Directive: Without the pictures, set down every line of the data exactly.

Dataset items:
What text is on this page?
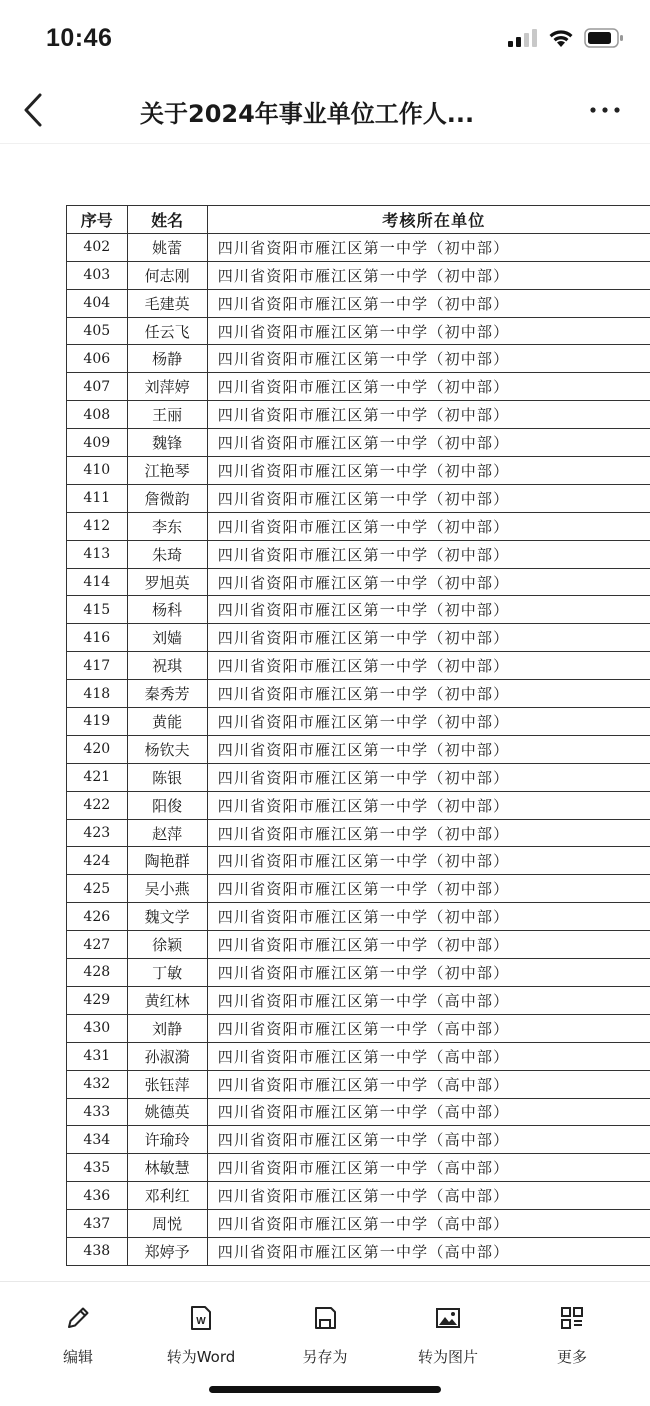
10:46
关于2024年事业单位工作人...
序号	姓名	考核所在单位
402	姚蕾	四川省资阳市雁江区第一中学（初中部）
403	何志刚	四川省资阳市雁江区第一中学（初中部）
404	毛建英	四川省资阳市雁江区第一中学（初中部）
405	任云飞	四川省资阳市雁江区第一中学（初中部）
406	杨静	四川省资阳市雁江区第一中学（初中部）
407	刘萍婷	四川省资阳市雁江区第一中学（初中部）
408	王丽	四川省资阳市雁江区第一中学（初中部）
409	魏锋	四川省资阳市雁江区第一中学（初中部）
410	江艳琴	四川省资阳市雁江区第一中学（初中部）
411	詹微韵	四川省资阳市雁江区第一中学（初中部）
412	李东	四川省资阳市雁江区第一中学（初中部）
413	朱琦	四川省资阳市雁江区第一中学（初中部）
414	罗旭英	四川省资阳市雁江区第一中学（初中部）
415	杨科	四川省资阳市雁江区第一中学（初中部）
416	刘嫱	四川省资阳市雁江区第一中学（初中部）
417	祝琪	四川省资阳市雁江区第一中学（初中部）
418	秦秀芳	四川省资阳市雁江区第一中学（初中部）
419	黄能	四川省资阳市雁江区第一中学（初中部）
420	杨钦夫	四川省资阳市雁江区第一中学（初中部）
421	陈银	四川省资阳市雁江区第一中学（初中部）
422	阳俊	四川省资阳市雁江区第一中学（初中部）
423	赵萍	四川省资阳市雁江区第一中学（初中部）
424	陶艳群	四川省资阳市雁江区第一中学（初中部）
425	吴小燕	四川省资阳市雁江区第一中学（初中部）
426	魏文学	四川省资阳市雁江区第一中学（初中部）
427	徐颖	四川省资阳市雁江区第一中学（初中部）
428	丁敏	四川省资阳市雁江区第一中学（初中部）
429	黄红林	四川省资阳市雁江区第一中学（高中部）
430	刘静	四川省资阳市雁江区第一中学（高中部）
431	孙淑漪	四川省资阳市雁江区第一中学（高中部）
432	张钰萍	四川省资阳市雁江区第一中学（高中部）
433	姚德英	四川省资阳市雁江区第一中学（高中部）
434	许瑜玲	四川省资阳市雁江区第一中学（高中部）
435	林敏慧	四川省资阳市雁江区第一中学（高中部）
436	邓利红	四川省资阳市雁江区第一中学（高中部）
437	周悦	四川省资阳市雁江区第一中学（高中部）
438	郑婷予	四川省资阳市雁江区第一中学（高中部）
编辑
W
转为Word	另存为	转为图片	更多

Output below:
What text is on this page?
10:46
关于2024年事业单位工作人...
序号	姓名	考核所在单位
402	姚蕾	四川省资阳市雁江区第一中学（初中部）
403	何志刚	四川省资阳市雁江区第一中学（初中部）
404	毛建英	四川省资阳市雁江区第一中学（初中部）
405	任云飞	四川省资阳市雁江区第一中学（初中部）
406	杨静	四川省资阳市雁江区第一中学（初中部）
407	刘萍婷	四川省资阳市雁江区第一中学（初中部）
408	王丽	四川省资阳市雁江区第一中学（初中部）
409	魏锋	四川省资阳市雁江区第一中学（初中部）
410	江艳琴	四川省资阳市雁江区第一中学（初中部）
411	詹微韵	四川省资阳市雁江区第一中学（初中部）
412	李东	四川省资阳市雁江区第一中学（初中部）
413	朱琦	四川省资阳市雁江区第一中学（初中部）
414	罗旭英	四川省资阳市雁江区第一中学（初中部）
415	杨科	四川省资阳市雁江区第一中学（初中部）
416	刘嫱	四川省资阳市雁江区第一中学（初中部）
417	祝琪	四川省资阳市雁江区第一中学（初中部）
418	秦秀芳	四川省资阳市雁江区第一中学（初中部）
419	黄能	四川省资阳市雁江区第一中学（初中部）
420	杨钦夫	四川省资阳市雁江区第一中学（初中部）
421	陈银	四川省资阳市雁江区第一中学（初中部）
422	阳俊	四川省资阳市雁江区第一中学（初中部）
423	赵萍	四川省资阳市雁江区第一中学（初中部）
424	陶艳群	四川省资阳市雁江区第一中学（初中部）
425	吴小燕	四川省资阳市雁江区第一中学（初中部）
426	魏文学	四川省资阳市雁江区第一中学（初中部）
427	徐颖	四川省资阳市雁江区第一中学（初中部）
428	丁敏	四川省资阳市雁江区第一中学（初中部）
429	黄红林	四川省资阳市雁江区第一中学（高中部）
430	刘静	四川省资阳市雁江区第一中学（高中部）
431	孙淑漪	四川省资阳市雁江区第一中学（高中部）
432	张钰萍	四川省资阳市雁江区第一中学（高中部）
433	姚德英	四川省资阳市雁江区第一中学（高中部）
434	许瑜玲	四川省资阳市雁江区第一中学（高中部）
435	林敏慧	四川省资阳市雁江区第一中学（高中部）
436	邓利红	四川省资阳市雁江区第一中学（高中部）
437	周悦	四川省资阳市雁江区第一中学（高中部）
438	郑婷予	四川省资阳市雁江区第一中学（高中部）
编辑
W
转为Word	另存为	转为图片	更多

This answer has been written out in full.